Provided records -
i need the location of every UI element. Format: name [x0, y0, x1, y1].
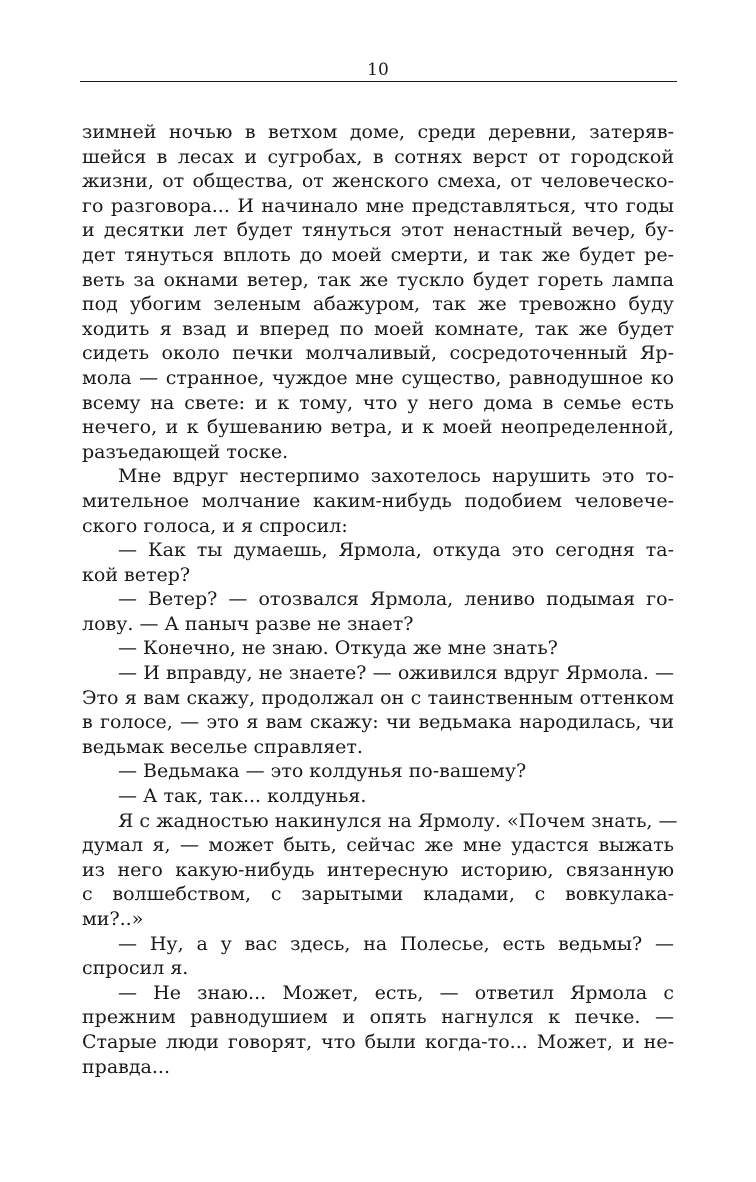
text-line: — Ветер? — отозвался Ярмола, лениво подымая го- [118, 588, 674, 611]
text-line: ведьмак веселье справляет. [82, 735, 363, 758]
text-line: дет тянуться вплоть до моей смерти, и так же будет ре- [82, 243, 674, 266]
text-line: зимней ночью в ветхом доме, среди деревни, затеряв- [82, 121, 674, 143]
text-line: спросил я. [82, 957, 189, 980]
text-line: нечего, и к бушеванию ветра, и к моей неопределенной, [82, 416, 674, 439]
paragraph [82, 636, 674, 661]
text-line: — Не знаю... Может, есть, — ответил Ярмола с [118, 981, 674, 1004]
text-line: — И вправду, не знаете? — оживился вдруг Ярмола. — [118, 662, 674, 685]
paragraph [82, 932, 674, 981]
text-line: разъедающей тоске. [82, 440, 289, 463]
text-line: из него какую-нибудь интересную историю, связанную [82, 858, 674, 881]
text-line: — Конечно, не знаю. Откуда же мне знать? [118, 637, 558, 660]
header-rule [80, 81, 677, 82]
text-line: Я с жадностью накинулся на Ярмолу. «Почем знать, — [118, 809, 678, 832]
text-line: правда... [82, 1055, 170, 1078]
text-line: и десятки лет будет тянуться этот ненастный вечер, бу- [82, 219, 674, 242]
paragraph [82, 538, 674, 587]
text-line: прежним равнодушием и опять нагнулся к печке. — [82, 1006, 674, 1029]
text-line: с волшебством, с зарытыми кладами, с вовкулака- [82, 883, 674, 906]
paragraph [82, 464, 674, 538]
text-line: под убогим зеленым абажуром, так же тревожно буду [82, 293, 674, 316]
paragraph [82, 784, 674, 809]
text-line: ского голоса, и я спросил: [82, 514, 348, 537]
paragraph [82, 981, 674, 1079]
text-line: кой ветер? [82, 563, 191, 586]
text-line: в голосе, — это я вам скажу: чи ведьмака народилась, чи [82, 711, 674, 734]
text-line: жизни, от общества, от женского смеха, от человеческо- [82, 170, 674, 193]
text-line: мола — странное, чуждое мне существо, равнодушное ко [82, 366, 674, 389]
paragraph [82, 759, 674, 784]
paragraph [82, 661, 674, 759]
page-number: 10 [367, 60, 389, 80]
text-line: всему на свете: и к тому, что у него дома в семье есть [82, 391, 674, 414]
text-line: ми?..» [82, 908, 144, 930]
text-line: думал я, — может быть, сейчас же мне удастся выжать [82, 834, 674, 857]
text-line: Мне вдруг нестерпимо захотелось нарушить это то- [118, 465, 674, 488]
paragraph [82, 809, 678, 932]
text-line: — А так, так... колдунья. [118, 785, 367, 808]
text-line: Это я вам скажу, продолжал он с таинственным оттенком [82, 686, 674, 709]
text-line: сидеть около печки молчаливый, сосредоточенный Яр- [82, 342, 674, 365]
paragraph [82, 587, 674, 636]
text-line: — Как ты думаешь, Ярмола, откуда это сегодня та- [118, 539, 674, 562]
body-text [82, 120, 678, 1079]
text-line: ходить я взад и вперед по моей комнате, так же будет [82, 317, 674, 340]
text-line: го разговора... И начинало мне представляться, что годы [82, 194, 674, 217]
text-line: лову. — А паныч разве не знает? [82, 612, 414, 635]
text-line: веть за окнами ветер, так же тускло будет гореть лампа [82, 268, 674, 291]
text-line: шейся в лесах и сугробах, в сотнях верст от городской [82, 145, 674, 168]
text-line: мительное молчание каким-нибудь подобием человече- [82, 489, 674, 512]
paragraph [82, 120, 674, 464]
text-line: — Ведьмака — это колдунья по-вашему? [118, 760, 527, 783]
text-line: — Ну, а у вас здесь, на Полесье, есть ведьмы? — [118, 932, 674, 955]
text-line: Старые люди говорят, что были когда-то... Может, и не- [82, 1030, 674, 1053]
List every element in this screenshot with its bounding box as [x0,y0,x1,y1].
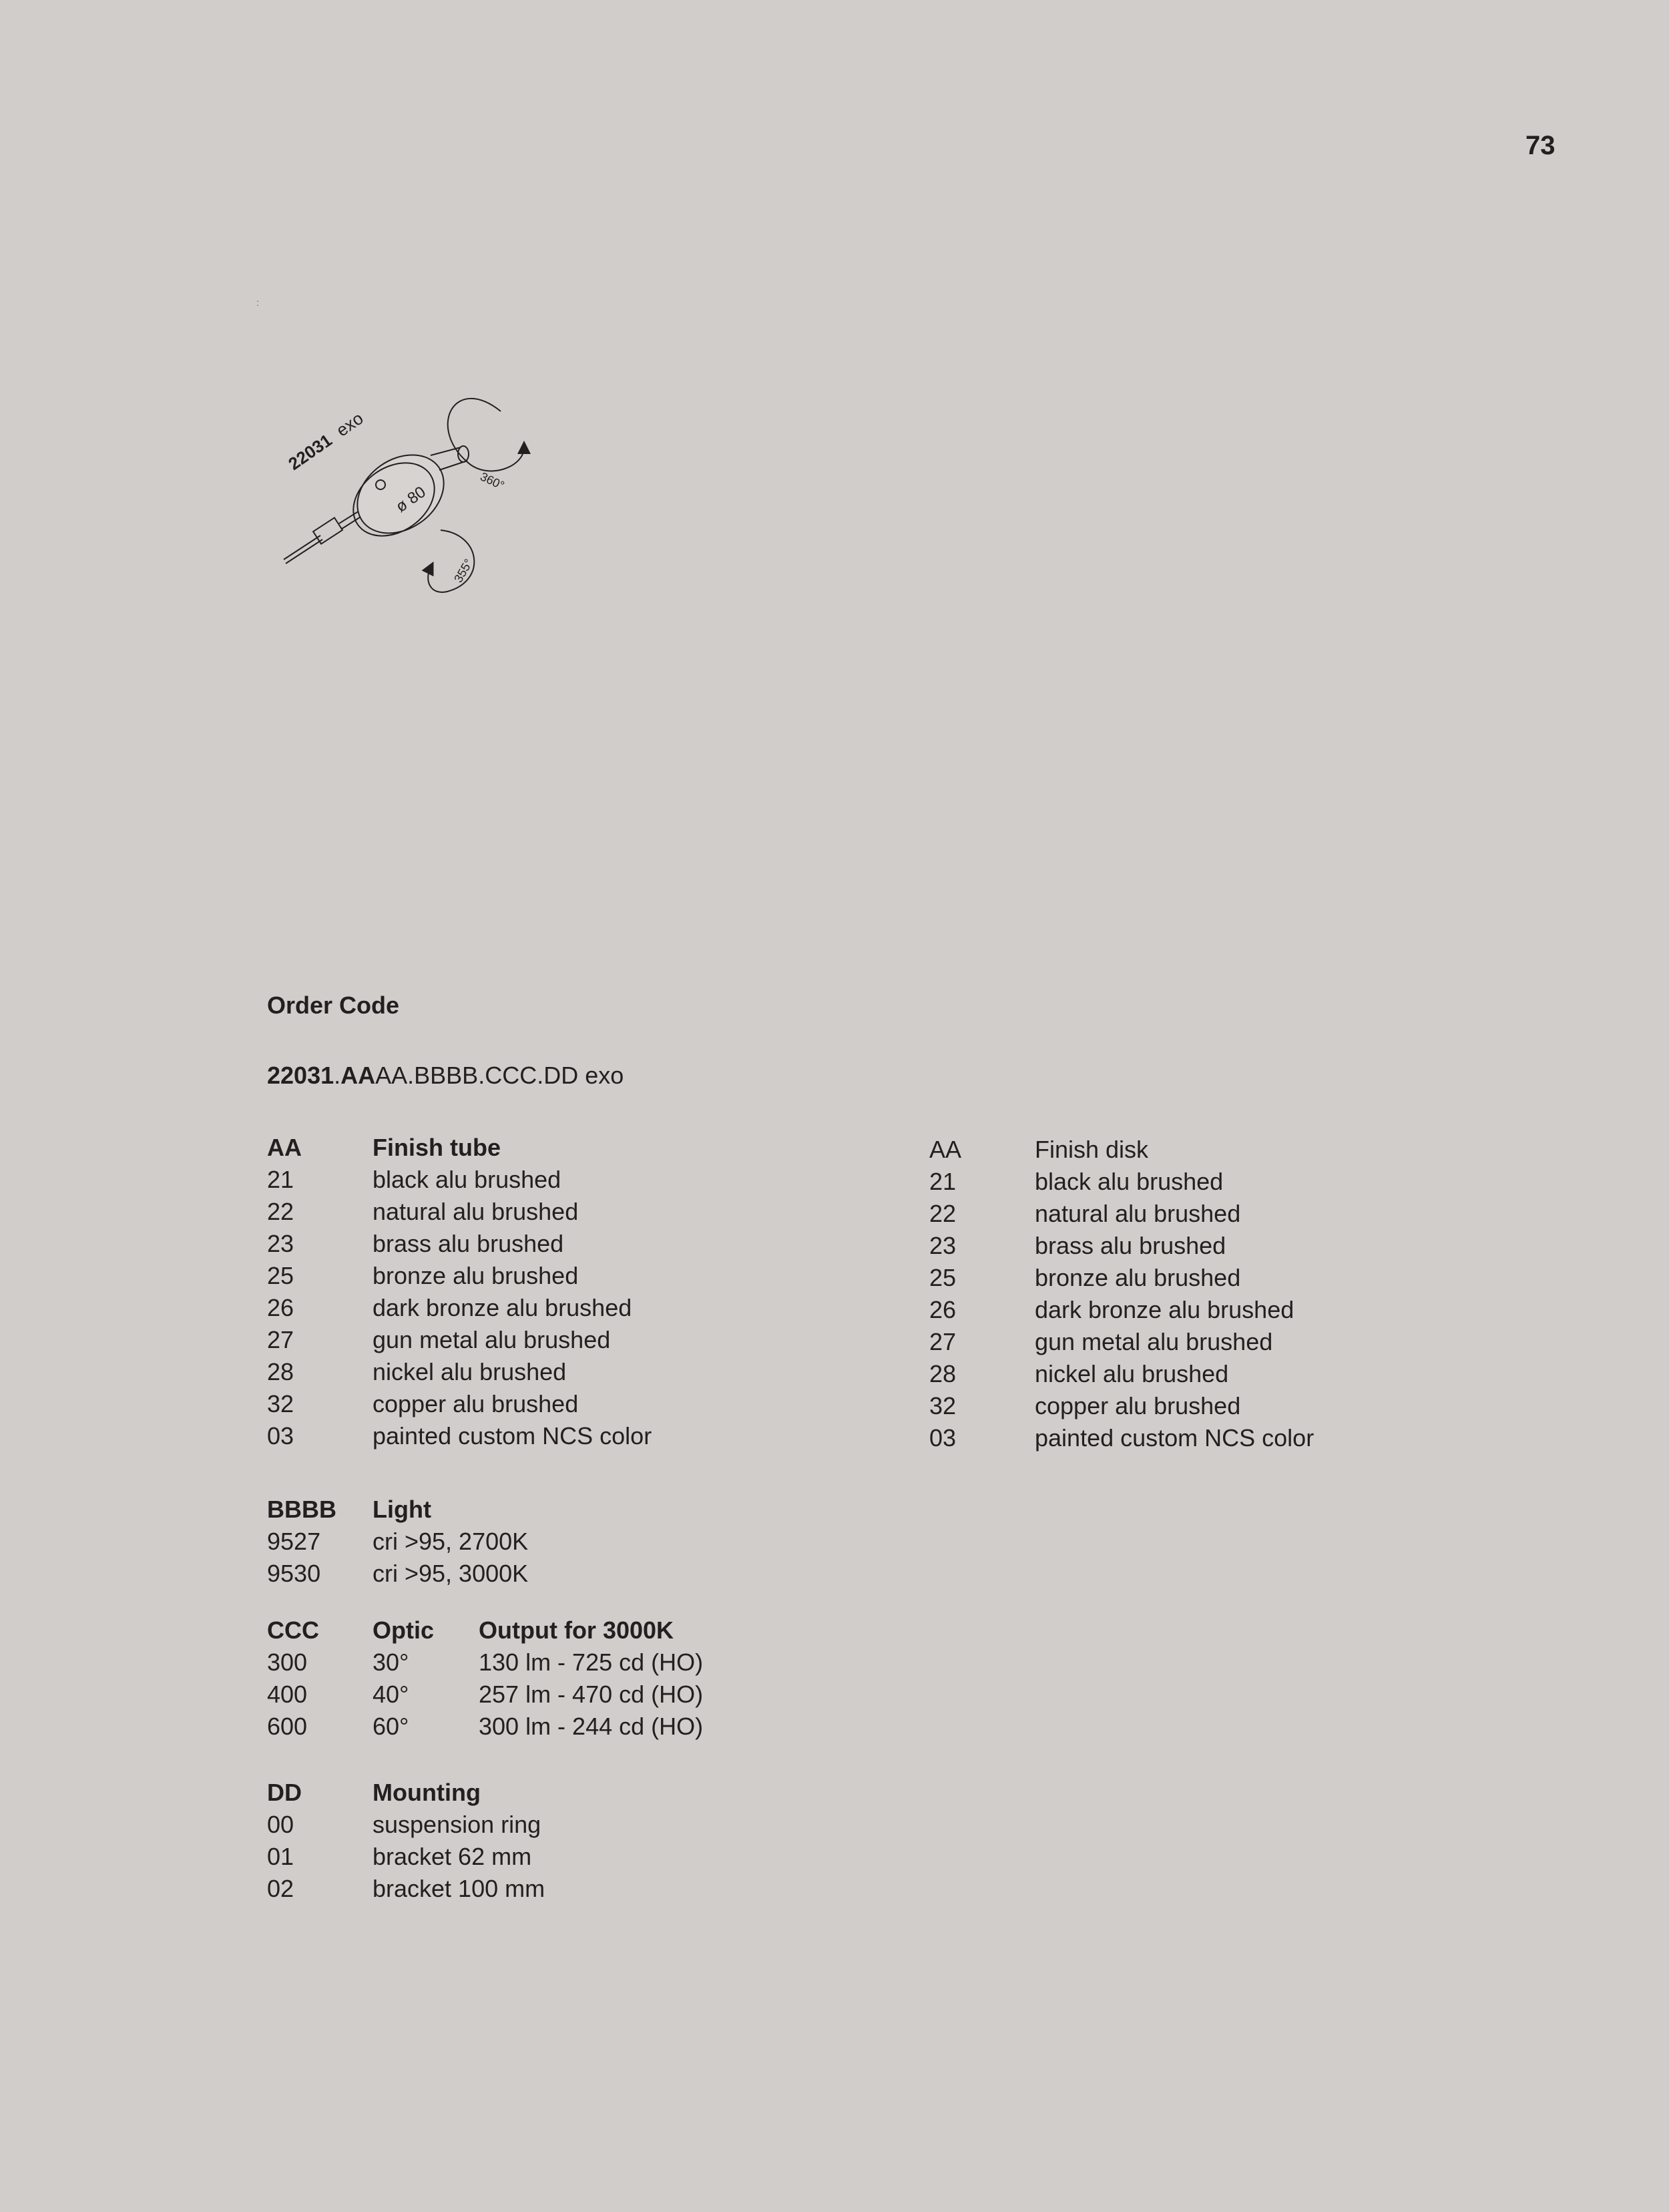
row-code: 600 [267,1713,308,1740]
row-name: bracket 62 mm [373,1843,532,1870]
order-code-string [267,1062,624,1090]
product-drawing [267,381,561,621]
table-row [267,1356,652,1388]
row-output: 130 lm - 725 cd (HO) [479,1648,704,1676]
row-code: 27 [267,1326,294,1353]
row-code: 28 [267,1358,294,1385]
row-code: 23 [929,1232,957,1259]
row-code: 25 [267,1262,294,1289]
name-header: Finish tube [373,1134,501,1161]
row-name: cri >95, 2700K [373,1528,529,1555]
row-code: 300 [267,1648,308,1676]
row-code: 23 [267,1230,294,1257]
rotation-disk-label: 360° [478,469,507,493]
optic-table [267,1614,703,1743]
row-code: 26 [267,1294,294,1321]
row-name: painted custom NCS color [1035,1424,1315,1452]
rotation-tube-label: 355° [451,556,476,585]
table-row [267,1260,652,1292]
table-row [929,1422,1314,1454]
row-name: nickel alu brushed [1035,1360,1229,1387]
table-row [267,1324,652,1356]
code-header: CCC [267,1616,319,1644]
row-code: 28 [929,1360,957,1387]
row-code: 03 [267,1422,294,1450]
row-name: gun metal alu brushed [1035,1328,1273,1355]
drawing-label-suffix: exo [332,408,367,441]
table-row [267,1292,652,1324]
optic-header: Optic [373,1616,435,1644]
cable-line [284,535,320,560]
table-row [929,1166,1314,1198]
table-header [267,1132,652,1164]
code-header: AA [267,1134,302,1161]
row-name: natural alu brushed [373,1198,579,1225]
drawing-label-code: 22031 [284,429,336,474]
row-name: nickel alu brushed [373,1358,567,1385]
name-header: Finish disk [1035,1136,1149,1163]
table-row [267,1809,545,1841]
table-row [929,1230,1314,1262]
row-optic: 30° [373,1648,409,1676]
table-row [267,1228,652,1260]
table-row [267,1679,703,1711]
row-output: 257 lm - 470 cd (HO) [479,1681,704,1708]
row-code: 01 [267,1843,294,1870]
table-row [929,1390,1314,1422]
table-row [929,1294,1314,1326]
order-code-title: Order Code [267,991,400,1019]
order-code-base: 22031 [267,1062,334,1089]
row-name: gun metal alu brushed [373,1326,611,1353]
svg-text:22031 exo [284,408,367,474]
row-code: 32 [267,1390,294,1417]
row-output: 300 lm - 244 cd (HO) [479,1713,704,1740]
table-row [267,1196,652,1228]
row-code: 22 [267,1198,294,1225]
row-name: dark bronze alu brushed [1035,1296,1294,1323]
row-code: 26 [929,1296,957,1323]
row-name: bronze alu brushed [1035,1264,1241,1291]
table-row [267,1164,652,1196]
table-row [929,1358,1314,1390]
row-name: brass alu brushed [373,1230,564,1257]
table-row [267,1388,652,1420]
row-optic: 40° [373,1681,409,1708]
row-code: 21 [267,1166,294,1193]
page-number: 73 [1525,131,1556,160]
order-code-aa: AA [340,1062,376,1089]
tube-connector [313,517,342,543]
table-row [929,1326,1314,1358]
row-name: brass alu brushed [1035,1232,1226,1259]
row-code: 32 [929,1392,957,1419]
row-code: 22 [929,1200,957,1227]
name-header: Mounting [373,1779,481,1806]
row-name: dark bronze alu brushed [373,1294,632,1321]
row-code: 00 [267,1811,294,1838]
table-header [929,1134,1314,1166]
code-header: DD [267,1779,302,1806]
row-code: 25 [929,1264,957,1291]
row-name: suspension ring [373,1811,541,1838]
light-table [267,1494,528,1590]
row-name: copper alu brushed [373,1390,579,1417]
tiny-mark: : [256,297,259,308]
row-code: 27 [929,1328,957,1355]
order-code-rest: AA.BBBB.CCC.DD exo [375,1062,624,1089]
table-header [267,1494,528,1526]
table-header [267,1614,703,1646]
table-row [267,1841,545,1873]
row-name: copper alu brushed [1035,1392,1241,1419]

Work to complete - Can you rewrite all the data above with "alu brushed" replaced by "brushed aluminum" everywhere it appears, keeping everything else unchanged and leaving out the pictures?

Task result -
i need the location of every UI element. Format: name [x0, y0, x1, y1].
text-line: — Ветер? — отозвался Ярмола, лениво подымая го- [118, 588, 674, 611]
text-line: ведьмак веселье справляет. [82, 735, 363, 758]
text-line: дет тянуться вплоть до моей смерти, и так же будет ре- [82, 243, 674, 266]
text-line: зимней ночью в ветхом доме, среди деревни, затеряв- [82, 121, 674, 143]
text-line: спросил я. [82, 957, 189, 980]
text-line: нечего, и к бушеванию ветра, и к моей неопределенной, [82, 416, 674, 439]
paragraph [82, 636, 674, 661]
text-line: — Не знаю... Может, есть, — ответил Ярмола с [118, 981, 674, 1004]
text-line: — И вправду, не знаете? — оживился вдруг Ярмола. — [118, 662, 674, 685]
paragraph [82, 932, 674, 981]
text-line: разъедающей тоске. [82, 440, 289, 463]
text-line: из него какую-нибудь интересную историю, связанную [82, 858, 674, 881]
text-line: — Конечно, не знаю. Откуда же мне знать? [118, 637, 558, 660]
header-rule [80, 81, 677, 82]
text-line: Я с жадностью накинулся на Ярмолу. «Почем знать, — [118, 809, 678, 832]
text-line: правда... [82, 1055, 170, 1078]
text-line: и десятки лет будет тянуться этот ненастный вечер, бу- [82, 219, 674, 242]
paragraph [82, 538, 674, 587]
text-line: прежним равнодушием и опять нагнулся к печке. — [82, 1006, 674, 1029]
text-line: с волшебством, с зарытыми кладами, с вовкулака- [82, 883, 674, 906]
paragraph [82, 464, 674, 538]
text-line: под убогим зеленым абажуром, так же тревожно буду [82, 293, 674, 316]
paragraph [82, 784, 674, 809]
text-line: ского голоса, и я спросил: [82, 514, 348, 537]
paragraph [82, 981, 674, 1079]
text-line: кой ветер? [82, 563, 191, 586]
text-line: в голосе, — это я вам скажу: чи ведьмака народилась, чи [82, 711, 674, 734]
text-line: жизни, от общества, от женского смеха, от человеческо- [82, 170, 674, 193]
text-line: мола — странное, чуждое мне существо, равнодушное ко [82, 366, 674, 389]
paragraph [82, 759, 674, 784]
paragraph [82, 661, 674, 759]
page-number: 10 [367, 60, 389, 80]
text-line: всему на свете: и к тому, что у него дома в семье есть [82, 391, 674, 414]
text-line: ми?..» [82, 908, 144, 930]
text-line: думал я, — может быть, сейчас же мне удастся выжать [82, 834, 674, 857]
text-line: Мне вдруг нестерпимо захотелось нарушить это то- [118, 465, 674, 488]
paragraph [82, 809, 678, 932]
text-line: — А так, так... колдунья. [118, 785, 367, 808]
text-line: Это я вам скажу, продолжал он с таинственным оттенком [82, 686, 674, 709]
text-line: сидеть около печки молчаливый, сосредоточенный Яр- [82, 342, 674, 365]
paragraph [82, 587, 674, 636]
text-line: — Как ты думаешь, Ярмола, откуда это сегодня та- [118, 539, 674, 562]
body-text [82, 120, 678, 1079]
text-line: ходить я взад и вперед по моей комнате, так же будет [82, 317, 674, 340]
text-line: го разговора... И начинало мне представляться, что годы [82, 194, 674, 217]
text-line: лову. — А паныч разве не знает? [82, 612, 414, 635]
text-line: веть за окнами ветер, так же тускло будет гореть лампа [82, 268, 674, 291]
text-line: шейся в лесах и сугробах, в сотнях верст от городской [82, 145, 674, 168]
text-line: мительное молчание каким-нибудь подобием человече- [82, 489, 674, 512]
paragraph [82, 120, 674, 464]
text-line: — Ведьмака — это колдунья по-вашему? [118, 760, 527, 783]
text-line: — Ну, а у вас здесь, на Полесье, есть ведьмы? — [118, 932, 674, 955]
text-line: Старые люди говорят, что были когда-то... Может, и не- [82, 1030, 674, 1053]
List every element in this screenshot with its bounding box as [x0,y0,x1,y1].
row-code: 600 [267,1713,308,1740]
row-name: bracket 62 mm [373,1843,532,1870]
order-code-string [267,1062,624,1090]
product-drawing [267,381,561,621]
table-row [267,1356,652,1388]
row-output: 130 lm - 725 cd (HO) [479,1648,704,1676]
row-code: 27 [267,1326,294,1353]
row-code: 28 [267,1358,294,1385]
row-code: 23 [929,1232,957,1259]
row-code: 25 [267,1262,294,1289]
name-header: Finish tube [373,1134,501,1161]
row-name: cri >95, 2700K [373,1528,529,1555]
row-code: 300 [267,1648,308,1676]
row-code: 23 [267,1230,294,1257]
rotation-disk-label: 360° [478,469,507,493]
optic-table [267,1614,703,1743]
row-code: 26 [267,1294,294,1321]
row-name: painted custom NCS color [1035,1424,1315,1452]
rotation-tube-label: 355° [451,556,476,585]
table-row [267,1260,652,1292]
table-row [929,1422,1314,1454]
row-name: nickel brushed aluminum [1035,1360,1229,1387]
table-row [267,1324,652,1356]
code-header: CCC [267,1616,319,1644]
row-code: 28 [929,1360,957,1387]
row-code: 03 [267,1422,294,1450]
row-name: gun metal brushed aluminum [1035,1328,1273,1355]
drawing-label-suffix: exo [332,408,367,441]
table-row [267,1292,652,1324]
optic-header: Optic [373,1616,435,1644]
cable-line [284,535,320,560]
table-row [929,1166,1314,1198]
table-header [267,1132,652,1164]
code-header: AA [267,1134,302,1161]
row-name: natural brushed aluminum [373,1198,579,1225]
drawing-label-code: 22031 [284,429,336,474]
row-name: nickel brushed aluminum [373,1358,567,1385]
name-header: Finish disk [1035,1136,1149,1163]
table-row [267,1809,545,1841]
table-row [929,1230,1314,1262]
row-optic: 30° [373,1648,409,1676]
table-row [267,1228,652,1260]
table-row [267,1679,703,1711]
row-output: 257 lm - 470 cd (HO) [479,1681,704,1708]
row-code: 01 [267,1843,294,1870]
table-row [929,1390,1314,1422]
table-row [929,1294,1314,1326]
order-code-title: Order Code [267,991,400,1019]
order-code-base: 22031 [267,1062,334,1089]
row-name: gun metal brushed aluminum [373,1326,611,1353]
svg-text:22031 exo [284,408,367,474]
row-code: 32 [267,1390,294,1417]
row-output: 300 lm - 244 cd (HO) [479,1713,704,1740]
table-row [267,1196,652,1228]
row-code: 22 [267,1198,294,1225]
row-name: dark bronze brushed aluminum [1035,1296,1294,1323]
row-code: 26 [929,1296,957,1323]
row-name: bronze brushed aluminum [1035,1264,1241,1291]
table-row [267,1164,652,1196]
table-row [929,1358,1314,1390]
row-name: brass brushed aluminum [373,1230,564,1257]
table-row [267,1388,652,1420]
row-optic: 40° [373,1681,409,1708]
row-code: 21 [267,1166,294,1193]
page-number: 73 [1525,131,1556,160]
order-code-aa: AA [340,1062,376,1089]
tube-connector [313,517,342,543]
table-row [929,1326,1314,1358]
row-name: brass brushed aluminum [1035,1232,1226,1259]
row-code: 32 [929,1392,957,1419]
row-code: 22 [929,1200,957,1227]
name-header: Mounting [373,1779,481,1806]
row-name: dark bronze brushed aluminum [373,1294,632,1321]
row-code: 00 [267,1811,294,1838]
table-header [929,1134,1314,1166]
code-header: DD [267,1779,302,1806]
row-code: 25 [929,1264,957,1291]
row-name: suspension ring [373,1811,541,1838]
light-table [267,1494,528,1590]
row-name: copper brushed aluminum [373,1390,579,1417]
tiny-mark: : [256,297,259,308]
row-code: 27 [929,1328,957,1355]
order-code-rest: AA.BBBB.CCC.DD exo [375,1062,624,1089]
table-header [267,1494,528,1526]
table-header [267,1614,703,1646]
table-row [267,1841,545,1873]
row-name: copper brushed aluminum [1035,1392,1241,1419]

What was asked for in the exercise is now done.